Task brief:
Locate the lines where "that" occurs and copy them as they stand.
-- begin --
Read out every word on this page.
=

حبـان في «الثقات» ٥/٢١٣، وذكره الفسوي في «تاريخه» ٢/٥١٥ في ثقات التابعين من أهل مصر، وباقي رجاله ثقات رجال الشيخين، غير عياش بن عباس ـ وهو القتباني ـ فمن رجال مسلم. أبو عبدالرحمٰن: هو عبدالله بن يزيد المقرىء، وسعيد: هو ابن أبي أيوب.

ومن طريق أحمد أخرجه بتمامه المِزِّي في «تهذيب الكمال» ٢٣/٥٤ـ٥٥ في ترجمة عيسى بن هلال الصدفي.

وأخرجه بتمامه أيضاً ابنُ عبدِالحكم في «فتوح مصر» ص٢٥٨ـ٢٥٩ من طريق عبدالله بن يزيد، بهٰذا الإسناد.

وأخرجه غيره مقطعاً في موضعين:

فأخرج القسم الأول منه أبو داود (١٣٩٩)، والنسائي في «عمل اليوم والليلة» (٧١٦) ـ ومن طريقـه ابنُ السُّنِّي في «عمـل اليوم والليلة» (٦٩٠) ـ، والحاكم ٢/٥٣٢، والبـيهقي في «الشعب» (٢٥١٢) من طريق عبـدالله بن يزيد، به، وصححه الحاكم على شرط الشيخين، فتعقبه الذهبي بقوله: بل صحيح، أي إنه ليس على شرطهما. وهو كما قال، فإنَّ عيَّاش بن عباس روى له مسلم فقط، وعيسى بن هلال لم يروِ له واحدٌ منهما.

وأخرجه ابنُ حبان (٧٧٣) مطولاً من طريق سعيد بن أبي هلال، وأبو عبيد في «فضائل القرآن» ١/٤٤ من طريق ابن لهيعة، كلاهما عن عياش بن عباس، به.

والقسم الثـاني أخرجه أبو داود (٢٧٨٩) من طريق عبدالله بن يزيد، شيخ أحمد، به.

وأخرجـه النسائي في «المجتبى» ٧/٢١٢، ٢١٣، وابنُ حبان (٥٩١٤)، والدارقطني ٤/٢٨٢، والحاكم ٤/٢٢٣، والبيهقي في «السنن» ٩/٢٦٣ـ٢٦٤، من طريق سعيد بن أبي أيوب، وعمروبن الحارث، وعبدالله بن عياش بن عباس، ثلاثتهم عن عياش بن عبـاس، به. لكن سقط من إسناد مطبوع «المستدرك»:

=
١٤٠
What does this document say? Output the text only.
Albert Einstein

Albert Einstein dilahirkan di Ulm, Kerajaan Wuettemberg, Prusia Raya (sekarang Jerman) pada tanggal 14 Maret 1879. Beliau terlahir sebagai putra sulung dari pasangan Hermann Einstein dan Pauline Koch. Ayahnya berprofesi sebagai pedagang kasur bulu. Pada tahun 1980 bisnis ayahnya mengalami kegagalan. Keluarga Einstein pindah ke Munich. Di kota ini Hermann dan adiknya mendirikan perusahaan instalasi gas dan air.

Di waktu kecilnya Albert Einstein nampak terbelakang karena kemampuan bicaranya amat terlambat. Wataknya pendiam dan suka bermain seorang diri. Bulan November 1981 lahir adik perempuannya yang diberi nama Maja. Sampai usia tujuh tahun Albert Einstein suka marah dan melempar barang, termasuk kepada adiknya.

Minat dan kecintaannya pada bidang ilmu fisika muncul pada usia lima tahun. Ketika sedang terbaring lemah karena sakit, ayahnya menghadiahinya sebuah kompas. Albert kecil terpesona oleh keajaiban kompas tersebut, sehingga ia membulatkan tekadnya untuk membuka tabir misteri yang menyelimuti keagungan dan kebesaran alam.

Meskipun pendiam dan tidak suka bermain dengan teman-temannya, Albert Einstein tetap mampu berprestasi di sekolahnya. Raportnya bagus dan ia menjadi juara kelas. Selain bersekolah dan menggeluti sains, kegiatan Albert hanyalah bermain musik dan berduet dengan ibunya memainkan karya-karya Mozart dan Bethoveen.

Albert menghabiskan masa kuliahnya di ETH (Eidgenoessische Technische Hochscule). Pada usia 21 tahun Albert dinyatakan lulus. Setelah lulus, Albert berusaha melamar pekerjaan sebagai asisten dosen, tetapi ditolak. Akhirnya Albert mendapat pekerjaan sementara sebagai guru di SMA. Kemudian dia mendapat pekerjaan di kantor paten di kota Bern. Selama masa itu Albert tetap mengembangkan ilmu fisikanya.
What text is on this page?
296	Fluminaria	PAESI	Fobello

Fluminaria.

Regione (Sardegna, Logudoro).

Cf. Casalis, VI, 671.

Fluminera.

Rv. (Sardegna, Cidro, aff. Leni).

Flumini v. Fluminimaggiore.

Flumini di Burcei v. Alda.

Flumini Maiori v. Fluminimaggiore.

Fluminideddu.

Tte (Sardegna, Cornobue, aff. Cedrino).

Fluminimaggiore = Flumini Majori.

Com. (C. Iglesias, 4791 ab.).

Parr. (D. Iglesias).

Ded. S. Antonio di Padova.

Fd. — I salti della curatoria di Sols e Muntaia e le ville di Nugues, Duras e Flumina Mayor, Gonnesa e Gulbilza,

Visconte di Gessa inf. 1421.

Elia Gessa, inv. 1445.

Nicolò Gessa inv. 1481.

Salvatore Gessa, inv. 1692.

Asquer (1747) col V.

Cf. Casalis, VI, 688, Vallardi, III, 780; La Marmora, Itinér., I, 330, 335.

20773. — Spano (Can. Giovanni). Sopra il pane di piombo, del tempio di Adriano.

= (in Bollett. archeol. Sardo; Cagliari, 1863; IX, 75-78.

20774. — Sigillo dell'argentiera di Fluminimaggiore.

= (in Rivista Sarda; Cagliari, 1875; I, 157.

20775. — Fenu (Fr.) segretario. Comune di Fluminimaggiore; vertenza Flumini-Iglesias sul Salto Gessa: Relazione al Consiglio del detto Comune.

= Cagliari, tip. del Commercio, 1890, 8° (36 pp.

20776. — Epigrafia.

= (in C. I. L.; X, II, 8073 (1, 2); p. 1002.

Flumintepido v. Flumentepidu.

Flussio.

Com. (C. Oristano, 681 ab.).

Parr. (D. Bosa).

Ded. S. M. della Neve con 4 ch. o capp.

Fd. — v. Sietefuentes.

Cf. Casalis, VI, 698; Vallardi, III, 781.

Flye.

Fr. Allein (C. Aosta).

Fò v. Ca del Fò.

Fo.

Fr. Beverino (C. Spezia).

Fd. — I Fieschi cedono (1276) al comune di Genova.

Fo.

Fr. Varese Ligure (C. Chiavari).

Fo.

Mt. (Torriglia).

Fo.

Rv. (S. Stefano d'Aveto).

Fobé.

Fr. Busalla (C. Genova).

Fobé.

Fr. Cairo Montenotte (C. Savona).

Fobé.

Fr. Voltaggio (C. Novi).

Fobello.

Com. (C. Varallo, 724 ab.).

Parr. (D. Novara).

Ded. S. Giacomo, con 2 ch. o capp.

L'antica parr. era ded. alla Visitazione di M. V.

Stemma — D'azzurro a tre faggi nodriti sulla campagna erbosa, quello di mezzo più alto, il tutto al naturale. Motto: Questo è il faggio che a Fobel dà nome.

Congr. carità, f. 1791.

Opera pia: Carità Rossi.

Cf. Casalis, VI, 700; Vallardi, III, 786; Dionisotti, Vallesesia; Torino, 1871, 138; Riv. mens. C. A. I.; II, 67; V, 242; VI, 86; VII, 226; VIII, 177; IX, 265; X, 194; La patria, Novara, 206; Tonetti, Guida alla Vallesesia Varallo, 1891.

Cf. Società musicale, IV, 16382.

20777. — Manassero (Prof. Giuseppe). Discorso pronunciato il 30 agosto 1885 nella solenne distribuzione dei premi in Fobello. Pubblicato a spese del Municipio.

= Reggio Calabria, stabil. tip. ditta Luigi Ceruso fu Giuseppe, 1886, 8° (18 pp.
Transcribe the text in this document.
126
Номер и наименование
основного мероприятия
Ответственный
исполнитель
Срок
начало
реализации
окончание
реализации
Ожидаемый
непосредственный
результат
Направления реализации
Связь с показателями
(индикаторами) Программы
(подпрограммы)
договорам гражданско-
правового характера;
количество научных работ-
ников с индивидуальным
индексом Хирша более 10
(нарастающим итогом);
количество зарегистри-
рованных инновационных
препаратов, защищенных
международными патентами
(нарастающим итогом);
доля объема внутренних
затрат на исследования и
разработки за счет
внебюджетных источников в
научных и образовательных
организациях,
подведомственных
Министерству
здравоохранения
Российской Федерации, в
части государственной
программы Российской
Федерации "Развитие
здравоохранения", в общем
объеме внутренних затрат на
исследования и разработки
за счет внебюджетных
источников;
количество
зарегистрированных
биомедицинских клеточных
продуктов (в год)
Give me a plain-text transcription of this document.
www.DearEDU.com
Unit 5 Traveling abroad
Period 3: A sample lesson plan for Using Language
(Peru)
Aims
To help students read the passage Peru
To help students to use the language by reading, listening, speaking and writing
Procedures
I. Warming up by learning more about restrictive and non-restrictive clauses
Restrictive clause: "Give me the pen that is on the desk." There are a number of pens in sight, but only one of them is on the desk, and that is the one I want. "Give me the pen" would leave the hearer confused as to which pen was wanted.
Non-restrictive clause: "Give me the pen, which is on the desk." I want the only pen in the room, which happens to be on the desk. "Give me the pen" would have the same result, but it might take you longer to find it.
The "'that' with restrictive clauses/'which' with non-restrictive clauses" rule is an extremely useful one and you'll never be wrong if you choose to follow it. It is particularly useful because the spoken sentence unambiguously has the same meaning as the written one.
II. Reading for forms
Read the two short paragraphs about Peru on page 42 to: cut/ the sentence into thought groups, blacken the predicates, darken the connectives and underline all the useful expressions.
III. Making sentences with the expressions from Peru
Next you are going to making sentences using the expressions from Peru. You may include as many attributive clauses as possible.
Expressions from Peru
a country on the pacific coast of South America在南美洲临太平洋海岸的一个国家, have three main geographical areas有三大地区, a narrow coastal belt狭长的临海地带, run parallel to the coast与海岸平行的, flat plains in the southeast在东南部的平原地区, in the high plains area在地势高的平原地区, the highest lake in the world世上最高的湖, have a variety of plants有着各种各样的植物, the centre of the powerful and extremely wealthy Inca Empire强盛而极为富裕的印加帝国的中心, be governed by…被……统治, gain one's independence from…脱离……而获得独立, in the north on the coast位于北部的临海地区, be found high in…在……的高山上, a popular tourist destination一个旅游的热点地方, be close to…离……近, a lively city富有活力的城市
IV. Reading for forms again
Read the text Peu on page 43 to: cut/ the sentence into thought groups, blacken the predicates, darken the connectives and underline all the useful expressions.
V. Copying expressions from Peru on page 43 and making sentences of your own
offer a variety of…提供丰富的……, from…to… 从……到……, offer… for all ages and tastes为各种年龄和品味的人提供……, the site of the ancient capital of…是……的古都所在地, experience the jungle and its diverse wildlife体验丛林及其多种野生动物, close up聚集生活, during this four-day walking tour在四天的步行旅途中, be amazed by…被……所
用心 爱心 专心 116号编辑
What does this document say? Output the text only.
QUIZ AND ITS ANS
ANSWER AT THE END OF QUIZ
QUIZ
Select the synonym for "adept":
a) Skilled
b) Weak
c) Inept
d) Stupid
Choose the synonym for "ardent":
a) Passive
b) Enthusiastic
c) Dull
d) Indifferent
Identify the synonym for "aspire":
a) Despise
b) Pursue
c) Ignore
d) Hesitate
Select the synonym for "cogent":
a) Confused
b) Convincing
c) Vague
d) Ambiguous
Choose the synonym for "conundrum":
-- end --
Result:
Restrictive clause: "Give me the pen that is on the desk." There are a number of pens in sight, but only one of them is on the desk, and that is the one I want. "Give me the pen" would leave the hearer confused as to which pen was wanted.
The "'that' with restrictive clauses/'which' with non-restrictive clauses" rule is an extremely useful one and you'll never be wrong if you choose to follow it. It is particularly useful because the spoken sentence unambiguously has the same meaning as the written one.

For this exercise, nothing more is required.